WHAT IS EXPECTED:
Your task is to copy every record exactly.

--- Start of DATA IN THIS EXERCISE ---

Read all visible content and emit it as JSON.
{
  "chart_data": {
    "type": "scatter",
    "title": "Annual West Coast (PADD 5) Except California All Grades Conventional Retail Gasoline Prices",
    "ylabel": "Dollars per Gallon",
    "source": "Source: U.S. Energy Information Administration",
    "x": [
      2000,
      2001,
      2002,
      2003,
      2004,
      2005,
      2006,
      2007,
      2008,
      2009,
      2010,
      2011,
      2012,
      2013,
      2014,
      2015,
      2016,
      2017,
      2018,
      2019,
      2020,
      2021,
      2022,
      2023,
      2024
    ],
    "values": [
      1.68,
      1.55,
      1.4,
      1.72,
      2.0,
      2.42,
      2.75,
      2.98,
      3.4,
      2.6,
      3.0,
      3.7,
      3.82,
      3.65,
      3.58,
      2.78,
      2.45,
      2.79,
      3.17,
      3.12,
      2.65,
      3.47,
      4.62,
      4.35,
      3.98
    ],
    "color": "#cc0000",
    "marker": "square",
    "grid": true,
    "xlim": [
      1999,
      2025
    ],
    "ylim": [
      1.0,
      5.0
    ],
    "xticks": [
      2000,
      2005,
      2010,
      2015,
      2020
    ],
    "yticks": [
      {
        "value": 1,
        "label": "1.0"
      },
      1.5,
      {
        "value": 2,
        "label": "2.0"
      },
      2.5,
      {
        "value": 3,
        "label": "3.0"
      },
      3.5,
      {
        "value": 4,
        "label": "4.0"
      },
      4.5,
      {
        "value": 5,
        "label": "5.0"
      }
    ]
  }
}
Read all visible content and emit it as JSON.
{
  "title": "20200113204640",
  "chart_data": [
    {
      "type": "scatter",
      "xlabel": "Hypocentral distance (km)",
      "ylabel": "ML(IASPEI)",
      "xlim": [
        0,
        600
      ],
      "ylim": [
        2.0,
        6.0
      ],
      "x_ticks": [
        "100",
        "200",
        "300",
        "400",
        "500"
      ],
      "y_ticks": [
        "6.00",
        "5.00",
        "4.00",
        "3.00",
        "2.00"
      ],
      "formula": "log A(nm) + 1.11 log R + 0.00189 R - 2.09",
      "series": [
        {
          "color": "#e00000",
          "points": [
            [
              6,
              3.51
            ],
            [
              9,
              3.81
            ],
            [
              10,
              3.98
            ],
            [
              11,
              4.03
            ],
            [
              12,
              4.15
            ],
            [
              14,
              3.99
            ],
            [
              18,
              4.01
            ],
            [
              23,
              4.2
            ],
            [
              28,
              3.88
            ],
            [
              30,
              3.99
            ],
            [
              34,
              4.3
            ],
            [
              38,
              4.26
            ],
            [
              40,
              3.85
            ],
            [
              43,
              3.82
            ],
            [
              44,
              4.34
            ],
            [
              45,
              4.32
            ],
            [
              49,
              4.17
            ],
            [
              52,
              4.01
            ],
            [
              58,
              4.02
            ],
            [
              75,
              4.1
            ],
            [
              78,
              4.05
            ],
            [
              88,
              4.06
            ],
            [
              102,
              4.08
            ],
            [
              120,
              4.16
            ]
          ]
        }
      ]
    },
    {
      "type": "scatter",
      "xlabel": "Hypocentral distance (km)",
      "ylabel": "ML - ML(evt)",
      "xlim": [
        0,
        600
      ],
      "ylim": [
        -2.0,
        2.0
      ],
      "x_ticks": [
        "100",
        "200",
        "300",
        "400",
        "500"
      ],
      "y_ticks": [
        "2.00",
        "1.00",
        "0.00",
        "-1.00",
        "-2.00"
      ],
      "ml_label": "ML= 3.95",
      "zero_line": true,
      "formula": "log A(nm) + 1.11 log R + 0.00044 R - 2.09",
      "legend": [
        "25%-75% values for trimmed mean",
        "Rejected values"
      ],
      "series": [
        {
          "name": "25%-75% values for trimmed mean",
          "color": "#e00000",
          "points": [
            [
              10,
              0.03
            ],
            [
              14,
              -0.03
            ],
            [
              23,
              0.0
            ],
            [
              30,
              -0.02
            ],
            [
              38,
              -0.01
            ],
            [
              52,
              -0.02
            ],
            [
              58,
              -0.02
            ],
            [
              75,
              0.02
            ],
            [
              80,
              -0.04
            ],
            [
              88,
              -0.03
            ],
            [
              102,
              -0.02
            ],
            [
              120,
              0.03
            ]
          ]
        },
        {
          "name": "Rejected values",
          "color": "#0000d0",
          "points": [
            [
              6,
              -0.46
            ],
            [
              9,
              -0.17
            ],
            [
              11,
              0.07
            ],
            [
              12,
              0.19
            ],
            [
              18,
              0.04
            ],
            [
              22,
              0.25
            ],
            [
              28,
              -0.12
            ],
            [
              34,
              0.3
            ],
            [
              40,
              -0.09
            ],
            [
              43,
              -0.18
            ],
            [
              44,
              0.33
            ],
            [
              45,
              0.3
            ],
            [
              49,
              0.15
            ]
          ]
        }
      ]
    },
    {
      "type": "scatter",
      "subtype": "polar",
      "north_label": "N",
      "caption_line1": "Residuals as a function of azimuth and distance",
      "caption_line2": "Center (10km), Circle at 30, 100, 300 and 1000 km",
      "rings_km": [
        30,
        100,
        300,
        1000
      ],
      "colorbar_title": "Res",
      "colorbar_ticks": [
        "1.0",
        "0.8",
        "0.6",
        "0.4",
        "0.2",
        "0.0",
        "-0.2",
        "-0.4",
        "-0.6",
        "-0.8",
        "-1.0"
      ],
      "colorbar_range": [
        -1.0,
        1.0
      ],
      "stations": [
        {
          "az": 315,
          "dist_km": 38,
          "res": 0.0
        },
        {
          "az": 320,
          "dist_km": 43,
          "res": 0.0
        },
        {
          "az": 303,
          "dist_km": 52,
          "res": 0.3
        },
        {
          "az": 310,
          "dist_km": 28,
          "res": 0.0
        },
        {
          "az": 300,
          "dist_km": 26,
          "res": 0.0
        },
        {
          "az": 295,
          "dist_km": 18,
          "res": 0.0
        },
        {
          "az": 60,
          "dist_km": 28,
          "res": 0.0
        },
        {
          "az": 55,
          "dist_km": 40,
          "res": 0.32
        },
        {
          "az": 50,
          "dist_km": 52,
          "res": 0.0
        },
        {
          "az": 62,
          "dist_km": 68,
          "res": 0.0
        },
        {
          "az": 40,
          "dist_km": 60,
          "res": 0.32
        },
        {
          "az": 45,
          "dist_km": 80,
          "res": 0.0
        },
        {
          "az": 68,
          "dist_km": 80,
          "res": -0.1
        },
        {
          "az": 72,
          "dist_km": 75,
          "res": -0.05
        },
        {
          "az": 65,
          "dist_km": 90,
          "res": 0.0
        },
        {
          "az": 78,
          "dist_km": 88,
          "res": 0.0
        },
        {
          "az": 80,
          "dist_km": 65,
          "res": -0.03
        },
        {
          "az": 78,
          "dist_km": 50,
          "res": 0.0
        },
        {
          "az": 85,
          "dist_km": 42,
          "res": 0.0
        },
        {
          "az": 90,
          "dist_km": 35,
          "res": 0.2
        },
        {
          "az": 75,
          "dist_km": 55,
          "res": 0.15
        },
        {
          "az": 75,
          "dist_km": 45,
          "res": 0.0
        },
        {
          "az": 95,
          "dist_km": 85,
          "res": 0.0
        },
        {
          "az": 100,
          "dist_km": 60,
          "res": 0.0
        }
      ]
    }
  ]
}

--- End of DATA IN THIS EXERCISE ---

OUTPUT:
Read all visible content and emit it as JSON.
{
  "chart_data": {
    "type": "scatter",
    "title": "Annual West Coast (PADD 5) Except California All Grades Conventional Retail Gasoline Prices",
    "ylabel": "Dollars per Gallon",
    "source": "Source: U.S. Energy Information Administration",
    "x": [
      2000,
      2001,
      2002,
      2003,
      2004,
      2005,
      2006,
      2007,
      2008,
      2009,
      2010,
      2011,
      2012,
      2013,
      2014,
      2015,
      2016,
      2017,
      2018,
      2019,
      2020,
      2021,
      2022,
      2023,
      2024
    ],
    "values": [
      1.68,
      1.55,
      1.4,
      1.72,
      2.0,
      2.42,
      2.75,
      2.98,
      3.4,
      2.6,
      3.0,
      3.7,
      3.82,
      3.65,
      3.58,
      2.78,
      2.45,
      2.79,
      3.17,
      3.12,
      2.65,
      3.47,
      4.62,
      4.35,
      3.98
    ],
    "color": "#cc0000",
    "marker": "square",
    "grid": true,
    "xlim": [
      1999,
      2025
    ],
    "ylim": [
      1.0,
      5.0
    ],
    "xticks": [
      2000,
      2005,
      2010,
      2015,
      2020
    ],
    "yticks": [
      {
        "value": 1,
        "label": "1.0"
      },
      1.5,
      {
        "value": 2,
        "label": "2.0"
      },
      2.5,
      {
        "value": 3,
        "label": "3.0"
      },
      3.5,
      {
        "value": 4,
        "label": "4.0"
      },
      4.5,
      {
        "value": 5,
        "label": "5.0"
      }
    ]
  }
}
Read all visible content and emit it as JSON.
{
  "title": "20200113204640",
  "chart_data": [
    {
      "type": "scatter",
      "xlabel": "Hypocentral distance (km)",
      "ylabel": "ML(IASPEI)",
      "xlim": [
        0,
        600
      ],
      "ylim": [
        2.0,
        6.0
      ],
      "x_ticks": [
        "100",
        "200",
        "300",
        "400",
        "500"
      ],
      "y_ticks": [
        "6.00",
        "5.00",
        "4.00",
        "3.00",
        "2.00"
      ],
      "formula": "log A(nm) + 1.11 log R + 0.00189 R - 2.09",
      "series": [
        {
          "color": "#e00000",
          "points": [
            [
              6,
              3.51
            ],
            [
              9,
              3.81
            ],
            [
              10,
              3.98
            ],
            [
              11,
              4.03
            ],
            [
              12,
              4.15
            ],
            [
              14,
              3.99
            ],
            [
              18,
              4.01
            ],
            [
              23,
              4.2
            ],
            [
              28,
              3.88
            ],
            [
              30,
              3.99
            ],
            [
              34,
              4.3
            ],
            [
              38,
              4.26
            ],
            [
              40,
              3.85
            ],
            [
              43,
              3.82
            ],
            [
              44,
              4.34
            ],
            [
              45,
              4.32
            ],
            [
              49,
              4.17
            ],
            [
              52,
              4.01
            ],
            [
              58,
              4.02
            ],
            [
              75,
              4.1
            ],
            [
              78,
              4.05
            ],
            [
              88,
              4.06
            ],
            [
              102,
              4.08
            ],
            [
              120,
              4.16
            ]
          ]
        }
      ]
    },
    {
      "type": "scatter",
      "xlabel": "Hypocentral distance (km)",
      "ylabel": "ML - ML(evt)",
      "xlim": [
        0,
        600
      ],
      "ylim": [
        -2.0,
        2.0
      ],
      "x_ticks": [
        "100",
        "200",
        "300",
        "400",
        "500"
      ],
      "y_ticks": [
        "2.00",
        "1.00",
        "0.00",
        "-1.00",
        "-2.00"
      ],
      "ml_label": "ML= 3.95",
      "zero_line": true,
      "formula": "log A(nm) + 1.11 log R + 0.00044 R - 2.09",
      "legend": [
        "25%-75% values for trimmed mean",
        "Rejected values"
      ],
      "series": [
        {
          "name": "25%-75% values for trimmed mean",
          "color": "#e00000",
          "points": [
            [
              10,
              0.03
            ],
            [
              14,
              -0.03
            ],
            [
              23,
              0.0
            ],
            [
              30,
              -0.02
            ],
            [
              38,
              -0.01
            ],
            [
              52,
              -0.02
            ],
            [
              58,
              -0.02
            ],
            [
              75,
              0.02
            ],
            [
              80,
              -0.04
            ],
            [
              88,
              -0.03
            ],
            [
              102,
              -0.02
            ],
            [
              120,
              0.03
            ]
          ]
        },
        {
          "name": "Rejected values",
          "color": "#0000d0",
          "points": [
            [
              6,
              -0.46
            ],
            [
              9,
              -0.17
            ],
            [
              11,
              0.07
            ],
            [
              12,
              0.19
            ],
            [
              18,
              0.04
            ],
            [
              22,
              0.25
            ],
            [
              28,
              -0.12
            ],
            [
              34,
              0.3
            ],
            [
              40,
              -0.09
            ],
            [
              43,
              -0.18
            ],
            [
              44,
              0.33
            ],
            [
              45,
              0.3
            ],
            [
              49,
              0.15
            ]
          ]
        }
      ]
    },
    {
      "type": "scatter",
      "subtype": "polar",
      "north_label": "N",
      "caption_line1": "Residuals as a function of azimuth and distance",
      "caption_line2": "Center (10km), Circle at 30, 100, 300 and 1000 km",
      "rings_km": [
        30,
        100,
        300,
        1000
      ],
      "colorbar_title": "Res",
      "colorbar_ticks": [
        "1.0",
        "0.8",
        "0.6",
        "0.4",
        "0.2",
        "0.0",
        "-0.2",
        "-0.4",
        "-0.6",
        "-0.8",
        "-1.0"
      ],
      "colorbar_range": [
        -1.0,
        1.0
      ],
      "stations": [
        {
          "az": 315,
          "dist_km": 38,
          "res": 0.0
        },
        {
          "az": 320,
          "dist_km": 43,
          "res": 0.0
        },
        {
          "az": 303,
          "dist_km": 52,
          "res": 0.3
        },
        {
          "az": 310,
          "dist_km": 28,
          "res": 0.0
        },
        {
          "az": 300,
          "dist_km": 26,
          "res": 0.0
        },
        {
          "az": 295,
          "dist_km": 18,
          "res": 0.0
        },
        {
          "az": 60,
          "dist_km": 28,
          "res": 0.0
        },
        {
          "az": 55,
          "dist_km": 40,
          "res": 0.32
        },
        {
          "az": 50,
          "dist_km": 52,
          "res": 0.0
        },
        {
          "az": 62,
          "dist_km": 68,
          "res": 0.0
        },
        {
          "az": 40,
          "dist_km": 60,
          "res": 0.32
        },
        {
          "az": 45,
          "dist_km": 80,
          "res": 0.0
        },
        {
          "az": 68,
          "dist_km": 80,
          "res": -0.1
        },
        {
          "az": 72,
          "dist_km": 75,
          "res": -0.05
        },
        {
          "az": 65,
          "dist_km": 90,
          "res": 0.0
        },
        {
          "az": 78,
          "dist_km": 88,
          "res": 0.0
        },
        {
          "az": 80,
          "dist_km": 65,
          "res": -0.03
        },
        {
          "az": 78,
          "dist_km": 50,
          "res": 0.0
        },
        {
          "az": 85,
          "dist_km": 42,
          "res": 0.0
        },
        {
          "az": 90,
          "dist_km": 35,
          "res": 0.2
        },
        {
          "az": 75,
          "dist_km": 55,
          "res": 0.15
        },
        {
          "az": 75,
          "dist_km": 45,
          "res": 0.0
        },
        {
          "az": 95,
          "dist_km": 85,
          "res": 0.0
        },
        {
          "az": 100,
          "dist_km": 60,
          "res": 0.0
        }
      ]
    }
  ]
}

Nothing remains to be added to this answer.